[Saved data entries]
◆ ◆ ◆ ◆ ◆

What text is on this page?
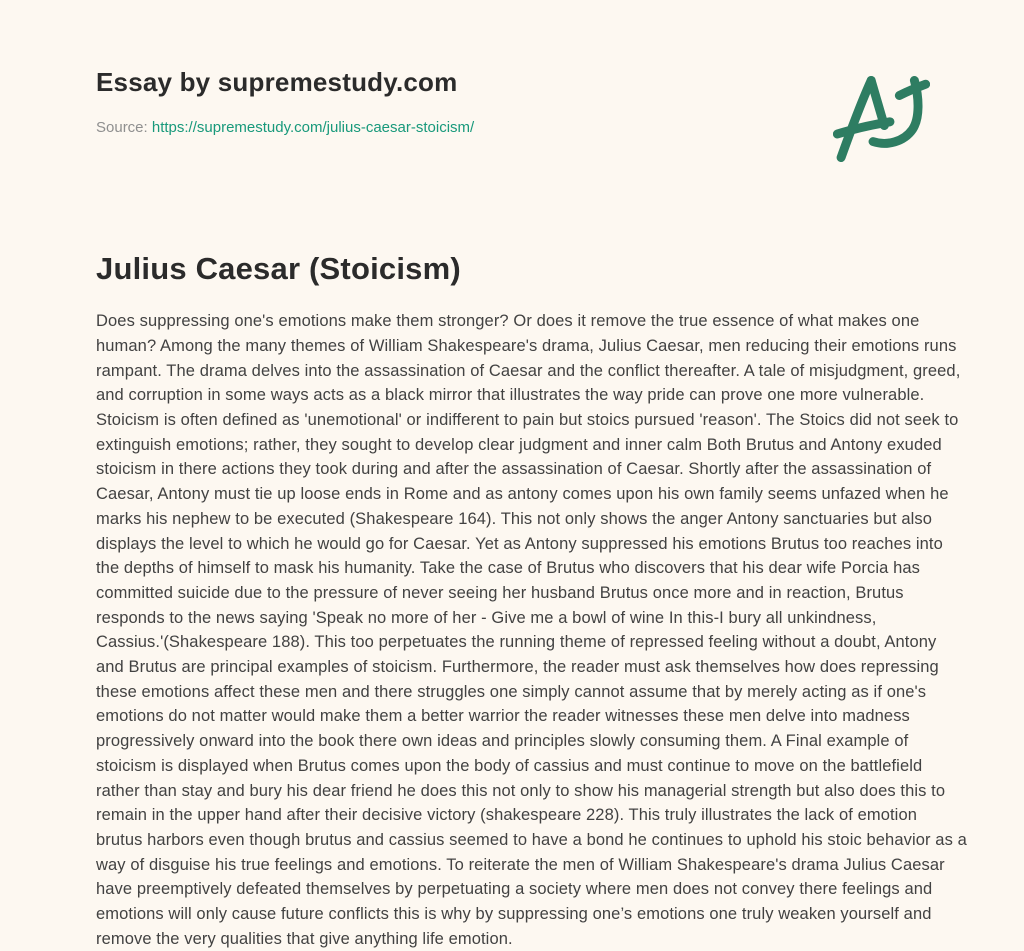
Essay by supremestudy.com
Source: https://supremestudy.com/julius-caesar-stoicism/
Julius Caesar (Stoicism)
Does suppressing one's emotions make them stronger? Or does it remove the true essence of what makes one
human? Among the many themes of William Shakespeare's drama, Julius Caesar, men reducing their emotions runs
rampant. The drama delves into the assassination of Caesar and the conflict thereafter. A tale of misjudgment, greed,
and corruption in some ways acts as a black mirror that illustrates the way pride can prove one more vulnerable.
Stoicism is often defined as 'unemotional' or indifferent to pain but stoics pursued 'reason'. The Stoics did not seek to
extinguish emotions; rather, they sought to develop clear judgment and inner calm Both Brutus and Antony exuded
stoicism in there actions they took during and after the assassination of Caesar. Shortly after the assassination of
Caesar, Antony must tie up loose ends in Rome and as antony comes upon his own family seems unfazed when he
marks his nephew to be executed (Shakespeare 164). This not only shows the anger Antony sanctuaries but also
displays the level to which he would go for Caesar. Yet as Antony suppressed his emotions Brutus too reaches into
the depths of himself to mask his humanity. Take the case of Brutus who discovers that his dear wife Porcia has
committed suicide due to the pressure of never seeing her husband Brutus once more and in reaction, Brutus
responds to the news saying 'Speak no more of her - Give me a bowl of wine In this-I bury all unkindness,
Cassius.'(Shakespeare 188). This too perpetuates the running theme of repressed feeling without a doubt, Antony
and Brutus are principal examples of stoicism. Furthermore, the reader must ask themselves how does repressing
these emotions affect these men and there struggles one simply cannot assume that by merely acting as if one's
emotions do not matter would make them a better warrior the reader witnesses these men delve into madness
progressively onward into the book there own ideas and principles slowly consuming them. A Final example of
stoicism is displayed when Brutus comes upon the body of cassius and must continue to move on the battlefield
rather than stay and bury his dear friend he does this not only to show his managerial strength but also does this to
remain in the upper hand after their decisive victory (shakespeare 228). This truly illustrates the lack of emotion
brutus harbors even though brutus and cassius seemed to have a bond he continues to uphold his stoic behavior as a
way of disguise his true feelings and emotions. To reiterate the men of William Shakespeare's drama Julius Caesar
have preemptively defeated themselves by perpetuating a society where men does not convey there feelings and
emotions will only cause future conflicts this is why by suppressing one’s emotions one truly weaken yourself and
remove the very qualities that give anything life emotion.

◆ ◆ ◆ ◆ ◆

### PROBLEM TO WORK ON
Repeat the data exactly, without the pictures.

### TASK SOLUTION
What text is on this page?
Essay by supremestudy.com
Source: https://supremestudy.com/julius-caesar-stoicism/
Julius Caesar (Stoicism)
Does suppressing one's emotions make them stronger? Or does it remove the true essence of what makes one
human? Among the many themes of William Shakespeare's drama, Julius Caesar, men reducing their emotions runs
rampant. The drama delves into the assassination of Caesar and the conflict thereafter. A tale of misjudgment, greed,
and corruption in some ways acts as a black mirror that illustrates the way pride can prove one more vulnerable.
Stoicism is often defined as 'unemotional' or indifferent to pain but stoics pursued 'reason'. The Stoics did not seek to
extinguish emotions; rather, they sought to develop clear judgment and inner calm Both Brutus and Antony exuded
stoicism in there actions they took during and after the assassination of Caesar. Shortly after the assassination of
Caesar, Antony must tie up loose ends in Rome and as antony comes upon his own family seems unfazed when he
marks his nephew to be executed (Shakespeare 164). This not only shows the anger Antony sanctuaries but also
displays the level to which he would go for Caesar. Yet as Antony suppressed his emotions Brutus too reaches into
the depths of himself to mask his humanity. Take the case of Brutus who discovers that his dear wife Porcia has
committed suicide due to the pressure of never seeing her husband Brutus once more and in reaction, Brutus
responds to the news saying 'Speak no more of her - Give me a bowl of wine In this-I bury all unkindness,
Cassius.'(Shakespeare 188). This too perpetuates the running theme of repressed feeling without a doubt, Antony
and Brutus are principal examples of stoicism. Furthermore, the reader must ask themselves how does repressing
these emotions affect these men and there struggles one simply cannot assume that by merely acting as if one's
emotions do not matter would make them a better warrior the reader witnesses these men delve into madness
progressively onward into the book there own ideas and principles slowly consuming them. A Final example of
stoicism is displayed when Brutus comes upon the body of cassius and must continue to move on the battlefield
rather than stay and bury his dear friend he does this not only to show his managerial strength but also does this to
remain in the upper hand after their decisive victory (shakespeare 228). This truly illustrates the lack of emotion
brutus harbors even though brutus and cassius seemed to have a bond he continues to uphold his stoic behavior as a
way of disguise his true feelings and emotions. To reiterate the men of William Shakespeare's drama Julius Caesar
have preemptively defeated themselves by perpetuating a society where men does not convey there feelings and
emotions will only cause future conflicts this is why by suppressing one’s emotions one truly weaken yourself and
remove the very qualities that give anything life emotion.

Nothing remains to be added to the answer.